## Description of the task
Answer with nothing but a number: how many lines include the word "this"?

## Given information
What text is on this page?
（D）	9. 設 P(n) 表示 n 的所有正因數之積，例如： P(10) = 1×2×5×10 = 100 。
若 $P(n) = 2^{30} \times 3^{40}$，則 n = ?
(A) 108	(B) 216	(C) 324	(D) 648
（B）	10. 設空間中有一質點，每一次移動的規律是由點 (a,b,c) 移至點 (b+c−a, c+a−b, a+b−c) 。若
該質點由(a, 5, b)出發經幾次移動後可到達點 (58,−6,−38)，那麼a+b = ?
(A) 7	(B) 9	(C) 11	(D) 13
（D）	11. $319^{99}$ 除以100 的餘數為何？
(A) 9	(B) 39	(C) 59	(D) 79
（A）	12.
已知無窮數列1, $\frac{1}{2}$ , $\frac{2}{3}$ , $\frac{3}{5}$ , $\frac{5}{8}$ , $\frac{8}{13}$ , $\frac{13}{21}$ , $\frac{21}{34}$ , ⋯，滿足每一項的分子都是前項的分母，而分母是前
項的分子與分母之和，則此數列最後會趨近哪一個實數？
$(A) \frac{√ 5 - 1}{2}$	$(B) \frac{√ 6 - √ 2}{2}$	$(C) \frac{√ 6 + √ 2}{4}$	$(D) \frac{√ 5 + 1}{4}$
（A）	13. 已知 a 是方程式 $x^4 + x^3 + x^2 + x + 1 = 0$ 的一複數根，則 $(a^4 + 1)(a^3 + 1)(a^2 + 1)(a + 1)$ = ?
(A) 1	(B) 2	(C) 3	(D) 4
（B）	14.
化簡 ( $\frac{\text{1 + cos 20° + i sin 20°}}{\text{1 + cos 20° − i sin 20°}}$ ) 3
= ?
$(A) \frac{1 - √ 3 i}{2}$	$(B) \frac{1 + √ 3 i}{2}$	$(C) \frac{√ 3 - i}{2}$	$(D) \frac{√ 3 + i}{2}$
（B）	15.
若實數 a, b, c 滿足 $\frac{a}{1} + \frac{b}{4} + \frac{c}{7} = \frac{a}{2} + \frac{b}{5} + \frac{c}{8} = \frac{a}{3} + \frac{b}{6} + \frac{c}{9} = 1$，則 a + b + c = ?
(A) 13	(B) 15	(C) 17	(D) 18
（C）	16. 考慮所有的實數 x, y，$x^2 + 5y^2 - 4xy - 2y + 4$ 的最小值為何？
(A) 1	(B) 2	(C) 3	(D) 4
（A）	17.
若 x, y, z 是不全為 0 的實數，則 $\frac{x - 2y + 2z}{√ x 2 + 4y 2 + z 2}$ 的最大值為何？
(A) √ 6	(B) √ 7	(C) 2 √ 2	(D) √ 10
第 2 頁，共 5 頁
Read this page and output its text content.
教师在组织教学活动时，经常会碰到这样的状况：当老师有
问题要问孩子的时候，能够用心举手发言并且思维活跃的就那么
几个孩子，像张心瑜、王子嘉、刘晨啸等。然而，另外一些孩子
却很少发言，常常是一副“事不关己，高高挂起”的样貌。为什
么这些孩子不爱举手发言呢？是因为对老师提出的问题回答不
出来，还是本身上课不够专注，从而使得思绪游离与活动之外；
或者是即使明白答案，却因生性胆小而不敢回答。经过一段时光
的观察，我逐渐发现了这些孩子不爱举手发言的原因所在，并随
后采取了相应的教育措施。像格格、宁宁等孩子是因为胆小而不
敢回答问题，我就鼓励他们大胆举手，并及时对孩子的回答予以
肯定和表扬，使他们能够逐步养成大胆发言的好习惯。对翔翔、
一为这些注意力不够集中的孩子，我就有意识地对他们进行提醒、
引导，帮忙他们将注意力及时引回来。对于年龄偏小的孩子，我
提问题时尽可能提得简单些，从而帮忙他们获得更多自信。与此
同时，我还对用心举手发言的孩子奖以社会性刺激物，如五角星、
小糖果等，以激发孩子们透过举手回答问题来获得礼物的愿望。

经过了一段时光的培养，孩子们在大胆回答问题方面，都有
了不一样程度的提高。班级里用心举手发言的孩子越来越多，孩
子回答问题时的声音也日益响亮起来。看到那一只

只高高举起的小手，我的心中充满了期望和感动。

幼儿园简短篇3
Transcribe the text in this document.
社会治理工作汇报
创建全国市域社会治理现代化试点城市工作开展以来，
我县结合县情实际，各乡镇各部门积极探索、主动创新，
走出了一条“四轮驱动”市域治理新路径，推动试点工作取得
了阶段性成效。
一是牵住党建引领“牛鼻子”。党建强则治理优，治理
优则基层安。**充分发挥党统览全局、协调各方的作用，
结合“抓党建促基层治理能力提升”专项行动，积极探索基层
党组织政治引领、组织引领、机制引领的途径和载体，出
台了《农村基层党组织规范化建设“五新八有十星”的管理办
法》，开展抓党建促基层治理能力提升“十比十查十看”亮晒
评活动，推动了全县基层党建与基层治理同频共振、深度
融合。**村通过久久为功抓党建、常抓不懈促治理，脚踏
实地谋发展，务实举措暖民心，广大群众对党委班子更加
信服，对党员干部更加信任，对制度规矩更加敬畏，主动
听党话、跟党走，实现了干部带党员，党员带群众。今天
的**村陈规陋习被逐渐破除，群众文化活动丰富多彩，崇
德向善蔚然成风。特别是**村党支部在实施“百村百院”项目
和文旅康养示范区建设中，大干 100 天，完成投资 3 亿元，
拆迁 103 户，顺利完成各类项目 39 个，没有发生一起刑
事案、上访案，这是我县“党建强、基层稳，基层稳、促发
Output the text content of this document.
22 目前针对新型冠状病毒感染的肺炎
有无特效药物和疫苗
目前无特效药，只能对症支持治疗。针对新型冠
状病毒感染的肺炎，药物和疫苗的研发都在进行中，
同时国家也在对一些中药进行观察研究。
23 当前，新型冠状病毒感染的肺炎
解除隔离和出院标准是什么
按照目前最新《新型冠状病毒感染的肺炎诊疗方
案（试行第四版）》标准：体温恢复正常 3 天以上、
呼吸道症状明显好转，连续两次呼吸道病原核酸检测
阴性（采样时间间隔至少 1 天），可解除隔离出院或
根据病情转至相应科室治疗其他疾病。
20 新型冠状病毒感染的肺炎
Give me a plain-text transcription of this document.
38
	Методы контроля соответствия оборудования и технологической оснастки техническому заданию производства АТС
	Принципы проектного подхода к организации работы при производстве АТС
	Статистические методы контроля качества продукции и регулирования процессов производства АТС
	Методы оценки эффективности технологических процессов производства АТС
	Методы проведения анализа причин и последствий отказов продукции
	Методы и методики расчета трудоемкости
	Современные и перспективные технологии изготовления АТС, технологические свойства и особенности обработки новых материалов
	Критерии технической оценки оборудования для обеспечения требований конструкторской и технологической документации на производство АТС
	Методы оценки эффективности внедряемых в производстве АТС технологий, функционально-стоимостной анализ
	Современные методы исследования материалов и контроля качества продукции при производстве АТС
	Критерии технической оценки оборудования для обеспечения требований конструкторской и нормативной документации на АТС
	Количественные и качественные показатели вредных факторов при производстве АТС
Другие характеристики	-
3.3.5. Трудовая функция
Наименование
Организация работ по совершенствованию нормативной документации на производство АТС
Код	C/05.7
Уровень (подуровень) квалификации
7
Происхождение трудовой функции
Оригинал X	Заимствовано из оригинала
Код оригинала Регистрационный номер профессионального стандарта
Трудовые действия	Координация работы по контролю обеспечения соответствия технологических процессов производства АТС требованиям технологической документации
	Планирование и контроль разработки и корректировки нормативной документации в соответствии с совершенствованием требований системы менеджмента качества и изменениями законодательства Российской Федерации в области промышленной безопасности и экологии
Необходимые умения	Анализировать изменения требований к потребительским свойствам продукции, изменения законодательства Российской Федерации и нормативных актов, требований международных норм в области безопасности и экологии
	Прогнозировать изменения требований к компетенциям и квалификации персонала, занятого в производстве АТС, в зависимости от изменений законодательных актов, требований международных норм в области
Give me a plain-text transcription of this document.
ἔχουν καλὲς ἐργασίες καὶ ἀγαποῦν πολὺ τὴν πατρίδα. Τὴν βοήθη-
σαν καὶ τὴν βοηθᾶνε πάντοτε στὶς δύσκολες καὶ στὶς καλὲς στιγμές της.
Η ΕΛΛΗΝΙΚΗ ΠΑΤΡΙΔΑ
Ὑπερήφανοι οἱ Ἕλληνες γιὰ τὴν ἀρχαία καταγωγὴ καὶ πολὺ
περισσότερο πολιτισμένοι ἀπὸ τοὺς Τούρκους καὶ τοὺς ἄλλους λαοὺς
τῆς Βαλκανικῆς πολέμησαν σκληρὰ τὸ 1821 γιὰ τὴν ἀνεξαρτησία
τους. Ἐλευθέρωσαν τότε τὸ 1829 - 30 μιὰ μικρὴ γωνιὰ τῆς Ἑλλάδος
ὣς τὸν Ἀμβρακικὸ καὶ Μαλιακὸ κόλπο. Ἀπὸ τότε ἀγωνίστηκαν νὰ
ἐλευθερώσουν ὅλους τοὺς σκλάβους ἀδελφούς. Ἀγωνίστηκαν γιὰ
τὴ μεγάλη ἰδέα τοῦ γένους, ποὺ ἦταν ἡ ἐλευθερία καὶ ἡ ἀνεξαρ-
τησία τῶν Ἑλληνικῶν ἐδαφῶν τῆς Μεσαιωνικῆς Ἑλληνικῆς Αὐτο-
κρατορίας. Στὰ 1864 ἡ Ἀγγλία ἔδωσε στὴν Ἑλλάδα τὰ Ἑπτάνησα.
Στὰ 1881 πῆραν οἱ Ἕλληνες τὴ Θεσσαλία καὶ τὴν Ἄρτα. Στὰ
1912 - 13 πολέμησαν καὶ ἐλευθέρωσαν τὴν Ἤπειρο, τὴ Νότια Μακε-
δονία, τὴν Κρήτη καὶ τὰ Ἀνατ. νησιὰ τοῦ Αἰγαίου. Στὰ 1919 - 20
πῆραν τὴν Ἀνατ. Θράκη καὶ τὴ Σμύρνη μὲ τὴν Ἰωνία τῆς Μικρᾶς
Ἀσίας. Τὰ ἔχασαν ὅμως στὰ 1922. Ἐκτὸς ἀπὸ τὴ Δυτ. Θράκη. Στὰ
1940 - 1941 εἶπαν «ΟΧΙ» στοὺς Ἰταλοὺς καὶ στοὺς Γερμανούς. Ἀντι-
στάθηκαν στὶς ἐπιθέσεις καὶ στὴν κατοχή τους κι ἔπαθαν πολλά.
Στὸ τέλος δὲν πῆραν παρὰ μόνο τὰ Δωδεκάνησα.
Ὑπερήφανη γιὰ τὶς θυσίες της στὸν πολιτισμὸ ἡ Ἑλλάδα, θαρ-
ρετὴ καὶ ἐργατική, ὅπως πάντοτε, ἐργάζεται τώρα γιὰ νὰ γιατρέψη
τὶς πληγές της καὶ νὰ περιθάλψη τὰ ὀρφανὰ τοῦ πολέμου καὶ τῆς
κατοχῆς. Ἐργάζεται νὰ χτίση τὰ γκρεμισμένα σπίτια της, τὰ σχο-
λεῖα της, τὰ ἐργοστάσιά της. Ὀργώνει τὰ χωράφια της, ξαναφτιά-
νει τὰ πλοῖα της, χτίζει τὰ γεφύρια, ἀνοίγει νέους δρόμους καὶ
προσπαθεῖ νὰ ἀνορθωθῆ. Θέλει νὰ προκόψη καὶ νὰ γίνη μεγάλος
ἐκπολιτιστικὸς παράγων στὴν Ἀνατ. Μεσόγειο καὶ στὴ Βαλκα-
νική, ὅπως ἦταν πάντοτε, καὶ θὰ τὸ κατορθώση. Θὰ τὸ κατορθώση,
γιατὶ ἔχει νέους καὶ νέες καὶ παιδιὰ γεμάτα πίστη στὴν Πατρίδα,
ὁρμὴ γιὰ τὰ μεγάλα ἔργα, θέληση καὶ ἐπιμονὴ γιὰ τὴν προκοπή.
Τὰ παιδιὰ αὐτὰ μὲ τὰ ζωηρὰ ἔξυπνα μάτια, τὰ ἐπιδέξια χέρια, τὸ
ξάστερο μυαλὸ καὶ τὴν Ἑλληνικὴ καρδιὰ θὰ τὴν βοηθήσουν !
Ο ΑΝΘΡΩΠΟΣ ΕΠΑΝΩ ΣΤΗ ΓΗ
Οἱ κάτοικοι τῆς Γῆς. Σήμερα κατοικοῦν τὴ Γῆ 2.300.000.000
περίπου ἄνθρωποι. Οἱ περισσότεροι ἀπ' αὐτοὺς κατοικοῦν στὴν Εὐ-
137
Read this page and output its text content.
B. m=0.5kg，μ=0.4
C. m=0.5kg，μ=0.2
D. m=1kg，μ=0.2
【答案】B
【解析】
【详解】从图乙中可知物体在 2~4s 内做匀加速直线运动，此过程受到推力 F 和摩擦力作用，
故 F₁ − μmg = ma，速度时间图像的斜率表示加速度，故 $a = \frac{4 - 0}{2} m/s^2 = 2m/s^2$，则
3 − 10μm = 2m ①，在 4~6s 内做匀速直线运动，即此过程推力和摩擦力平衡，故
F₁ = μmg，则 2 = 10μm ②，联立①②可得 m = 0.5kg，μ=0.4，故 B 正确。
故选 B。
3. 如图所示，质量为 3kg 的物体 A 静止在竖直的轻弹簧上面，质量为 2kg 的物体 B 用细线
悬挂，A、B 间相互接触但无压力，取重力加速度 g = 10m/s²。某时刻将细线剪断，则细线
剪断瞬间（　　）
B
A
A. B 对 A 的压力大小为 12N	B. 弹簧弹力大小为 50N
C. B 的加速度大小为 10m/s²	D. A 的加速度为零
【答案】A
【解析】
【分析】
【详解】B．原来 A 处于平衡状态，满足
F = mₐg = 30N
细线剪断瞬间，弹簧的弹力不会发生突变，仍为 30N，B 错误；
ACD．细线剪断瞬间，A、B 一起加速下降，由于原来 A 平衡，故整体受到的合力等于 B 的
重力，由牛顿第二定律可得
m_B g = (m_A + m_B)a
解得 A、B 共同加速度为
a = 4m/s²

## Task result
7